# [Description of the task]
From the entries that follow, extract each line holding the string "동난포계수".

# [Input rows]

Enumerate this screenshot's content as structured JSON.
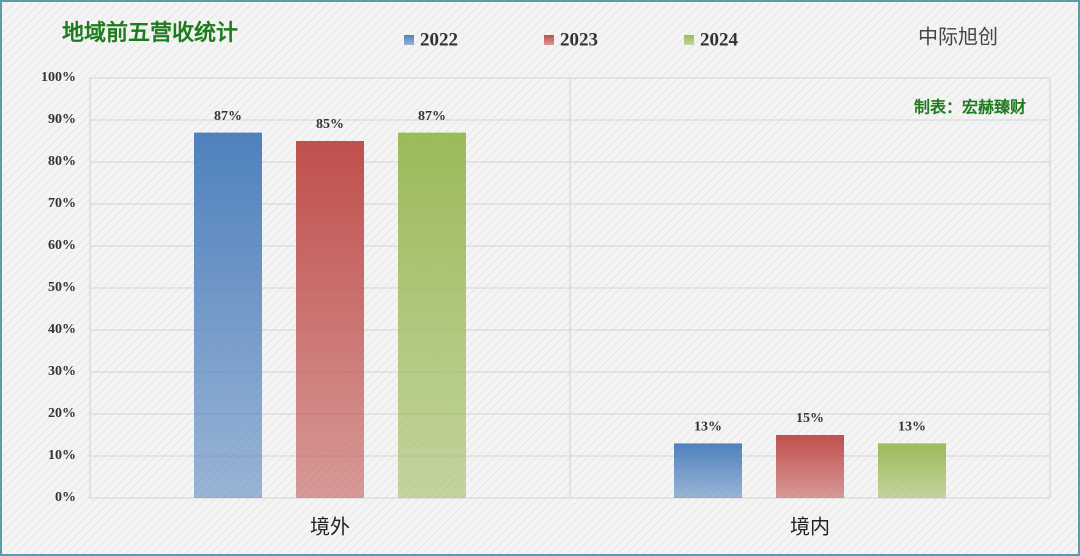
{
  "chart_data": {
    "type": "bar",
    "title": "地域前五营收统计",
    "annotations": [
      "中际旭创",
      "制表：宏赫臻财"
    ],
    "categories": [
      "境外",
      "境内"
    ],
    "series": [
      {
        "name": "2022",
        "color": "#4f81bd",
        "values": [
          87,
          13
        ],
        "value_labels": [
          "87%",
          "13%"
        ]
      },
      {
        "name": "2023",
        "color": "#c0504d",
        "values": [
          85,
          15
        ],
        "value_labels": [
          "85%",
          "15%"
        ]
      },
      {
        "name": "2024",
        "color": "#9bbb59",
        "values": [
          87,
          13
        ],
        "value_labels": [
          "87%",
          "13%"
        ]
      }
    ],
    "ylim": [
      0,
      100
    ],
    "yticks": [
      {
        "value": 0,
        "label": "0%"
      },
      {
        "value": 10,
        "label": "10%"
      },
      {
        "value": 20,
        "label": "20%"
      },
      {
        "value": 30,
        "label": "30%"
      },
      {
        "value": 40,
        "label": "40%"
      },
      {
        "value": 50,
        "label": "50%"
      },
      {
        "value": 60,
        "label": "60%"
      },
      {
        "value": 70,
        "label": "70%"
      },
      {
        "value": 80,
        "label": "80%"
      },
      {
        "value": 90,
        "label": "90%"
      },
      {
        "value": 100,
        "label": "100%"
      }
    ],
    "grid": true
  }
}
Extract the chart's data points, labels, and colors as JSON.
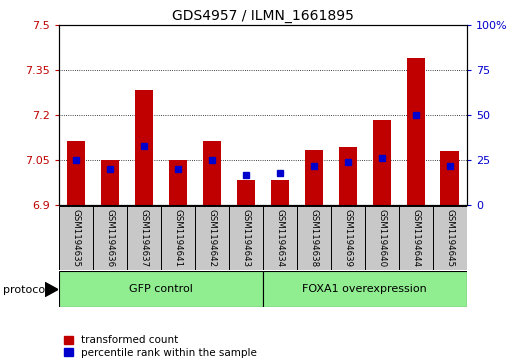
{
  "title": "GDS4957 / ILMN_1661895",
  "samples": [
    "GSM1194635",
    "GSM1194636",
    "GSM1194637",
    "GSM1194641",
    "GSM1194642",
    "GSM1194643",
    "GSM1194634",
    "GSM1194638",
    "GSM1194639",
    "GSM1194640",
    "GSM1194644",
    "GSM1194645"
  ],
  "transformed_count": [
    7.115,
    7.05,
    7.285,
    7.05,
    7.115,
    6.985,
    6.985,
    7.085,
    7.095,
    7.185,
    7.39,
    7.08
  ],
  "percentile_rank": [
    25,
    20,
    33,
    20,
    25,
    17,
    18,
    22,
    24,
    26,
    50,
    22
  ],
  "ylim_left": [
    6.9,
    7.5
  ],
  "ylim_right": [
    0,
    100
  ],
  "yticks_left": [
    6.9,
    7.05,
    7.2,
    7.35,
    7.5
  ],
  "yticks_right": [
    0,
    25,
    50,
    75,
    100
  ],
  "ytick_labels_right": [
    "0",
    "25",
    "50",
    "75",
    "100%"
  ],
  "bar_color": "#C00000",
  "percentile_color": "#0000CC",
  "bar_bottom": 6.9,
  "group1_label": "GFP control",
  "group2_label": "FOXA1 overexpression",
  "group1_indices": [
    0,
    1,
    2,
    3,
    4,
    5
  ],
  "group2_indices": [
    6,
    7,
    8,
    9,
    10,
    11
  ],
  "group_color": "#90EE90",
  "protocol_label": "protocol",
  "legend1": "transformed count",
  "legend2": "percentile rank within the sample",
  "grid_color": "#000000",
  "plot_bg_color": "#FFFFFF",
  "label_bg_color": "#C8C8C8",
  "title_fontsize": 10,
  "tick_fontsize": 8,
  "bar_width": 0.55
}
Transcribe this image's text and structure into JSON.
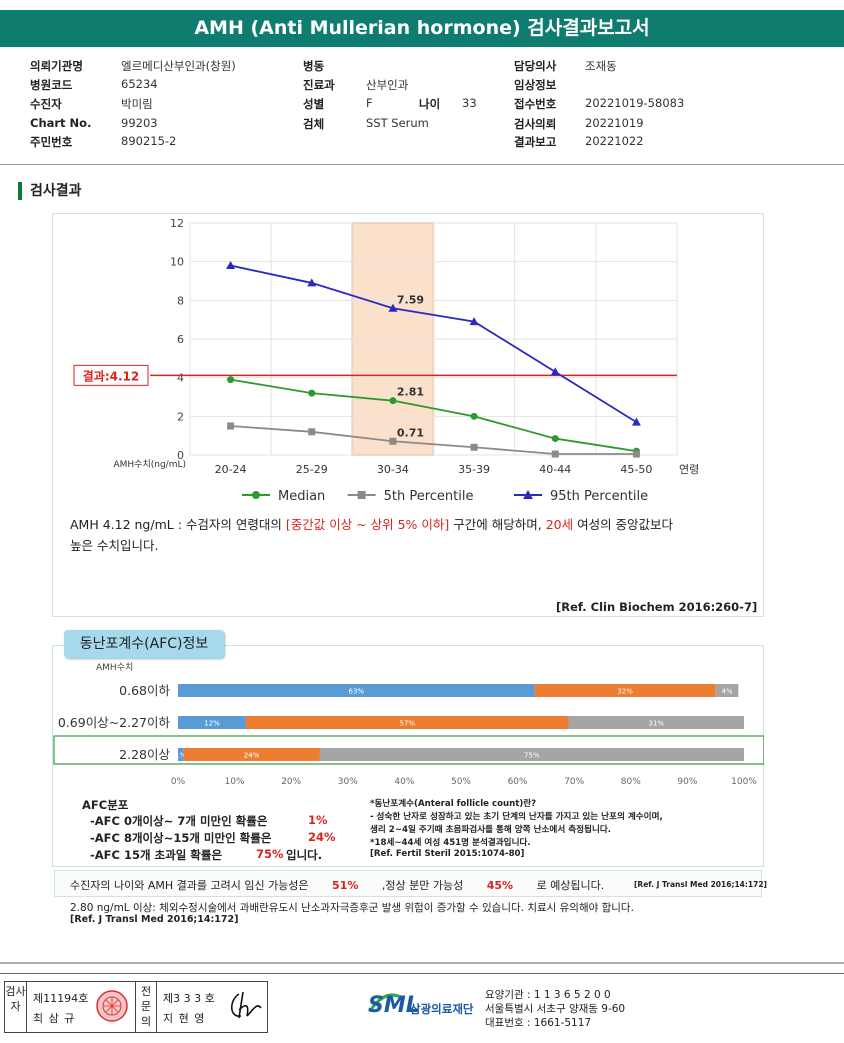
{
  "title": "AMH (Anti Mullerian hormone) 검사결과보고서",
  "info": {
    "col1": [
      {
        "label": "의뢰기관명",
        "value": "엘르메디산부인과(창원)"
      },
      {
        "label": "병원코드",
        "value": "65234"
      },
      {
        "label": "수진자",
        "value": "박미림"
      },
      {
        "label": "Chart No.",
        "value": "99203"
      },
      {
        "label": "주민번호",
        "value": "890215-2"
      }
    ],
    "col2": [
      {
        "label": "병동",
        "value": ""
      },
      {
        "label": "진료과",
        "value": "산부인과"
      },
      {
        "label": "성별",
        "value": "F"
      },
      {
        "label": "검체",
        "value": "SST Serum"
      }
    ],
    "age_label": "나이",
    "age_value": "33",
    "col3": [
      {
        "label": "담당의사",
        "value": "조재동"
      },
      {
        "label": "임상정보",
        "value": ""
      },
      {
        "label": "접수번호",
        "value": "20221019-58083"
      },
      {
        "label": "검사의뢰",
        "value": "20221019"
      },
      {
        "label": "결과보고",
        "value": "20221022"
      }
    ]
  },
  "section_title": "검사결과",
  "chart_data": {
    "type": "line",
    "categories": [
      "20-24",
      "25-29",
      "30-34",
      "35-39",
      "40-44",
      "45-50"
    ],
    "xlabel": "연령",
    "ylabel": "AMH수치(ng/mL)",
    "ylim": [
      0,
      12
    ],
    "yticks": [
      "0",
      "2",
      "4",
      "6",
      "8",
      "10",
      "12"
    ],
    "series": [
      {
        "name": "Median",
        "color": "#2e9a2e",
        "marker": "circle",
        "values": [
          3.9,
          3.2,
          2.81,
          2.0,
          0.85,
          0.2
        ]
      },
      {
        "name": "5th Percentile",
        "color": "#8a8a8a",
        "marker": "square",
        "values": [
          1.5,
          1.2,
          0.71,
          0.4,
          0.05,
          0.05
        ]
      },
      {
        "name": "95th Percentile",
        "color": "#2a2ac0",
        "marker": "triangle",
        "values": [
          9.8,
          8.9,
          7.59,
          6.9,
          4.3,
          1.7
        ]
      }
    ],
    "highlight_category": "30-34",
    "highlight_labels": [
      "7.59",
      "2.81",
      "0.71"
    ],
    "result_line": {
      "value": 4.12,
      "label": "결과:4.12",
      "color": "#d9241c"
    },
    "grid": true,
    "legend": "bottom"
  },
  "interpretation": {
    "p1": "AMH  4.12 ng/mL : 수검자의 연령대의 ",
    "p2": "[중간값 이상 ~ 상위 5% 이하]",
    "p3": "  구간에 해당하며, ",
    "p4": "20세",
    "p5": " 여성의 중앙값보다",
    "p6": "높은 수치입니다.",
    "ref": "[Ref. Clin Biochem 2016:260-7]"
  },
  "afc": {
    "tab_label": "동난포계수(AFC)정보",
    "axis_label": "AMH수치",
    "rows": [
      {
        "label": "0.68이하",
        "segments": [
          63,
          32,
          4
        ],
        "texts": [
          "63%",
          "32%",
          "4%"
        ]
      },
      {
        "label": "0.69이상~2.27이하",
        "segments": [
          12,
          57,
          31
        ],
        "texts": [
          "12%",
          "57%",
          "31%"
        ]
      },
      {
        "label": "2.28이상",
        "segments": [
          1,
          24,
          75
        ],
        "texts": [
          "1%",
          "24%",
          "75%"
        ]
      }
    ],
    "colors": [
      "#5b9bd5",
      "#ed7d31",
      "#a5a5a5"
    ],
    "highlight_row": 2,
    "x_ticks": [
      "0%",
      "10%",
      "20%",
      "30%",
      "40%",
      "50%",
      "60%",
      "70%",
      "80%",
      "90%",
      "100%"
    ],
    "dist_title": "AFC분포",
    "dist": [
      {
        "text": "-AFC  0개이상~ 7개 미만인 확률은",
        "value": "1%",
        "tail": ""
      },
      {
        "text": "-AFC  8개이상~15개 미만인 확률은",
        "value": "24%",
        "tail": ""
      },
      {
        "text": "-AFC  15개 초과일 확률은",
        "value": "75%",
        "tail": "입니다."
      }
    ],
    "notes": [
      "*동난포계수(Anteral follicle count)란?",
      "- 성숙한 난자로 성장하고 있는 초기 단계의 난자를 가지고 있는 난포의 계수이며,",
      "  생리 2~4일 주기때 초음파검사를 통해 양쪽 난소에서 측정됩니다.",
      "*18세~44세 여성 451명 분석결과입니다.",
      "[Ref. Fertil Steril 2015:1074-80]"
    ]
  },
  "pregnancy": {
    "a": "수진자의 나이와 AMH 결과를 고려시 임신 가능성은",
    "b": "51%",
    "c": ",정상 분만 가능성",
    "d": "45%",
    "e": "로 예상됩니다.",
    "ref": "[Ref. J Transl Med 2016;14:172]"
  },
  "warning": {
    "line1": "2.80  ng/mL  이상: 체외수정시술에서 과배란유도시 난소과자극증후군 발생 위험이 증가할 수 있습니다. 치료시 유의해야 합니다.",
    "ref": "[Ref. J Transl Med 2016;14:172]"
  },
  "footer": {
    "inspector_label": "검사자",
    "inspector_no": "제11194호",
    "inspector_name": "최 삼 규",
    "specialist_label": "전문의",
    "specialist_no": "제3 3 3 호",
    "specialist_name": "지 현 영",
    "logo": "SML",
    "org_name": "삼광의료재단",
    "org_line1": "요양기관 : 1 1 3 6 5 2 0 0",
    "org_line2": "서울특별시 서초구 양재동 9-60",
    "org_line3": "대표번호 : 1661-5117"
  }
}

# [Full output]
    "tab_label": "동난포계수(AFC)정보",
      "*동난포계수(Anteral follicle count)란?",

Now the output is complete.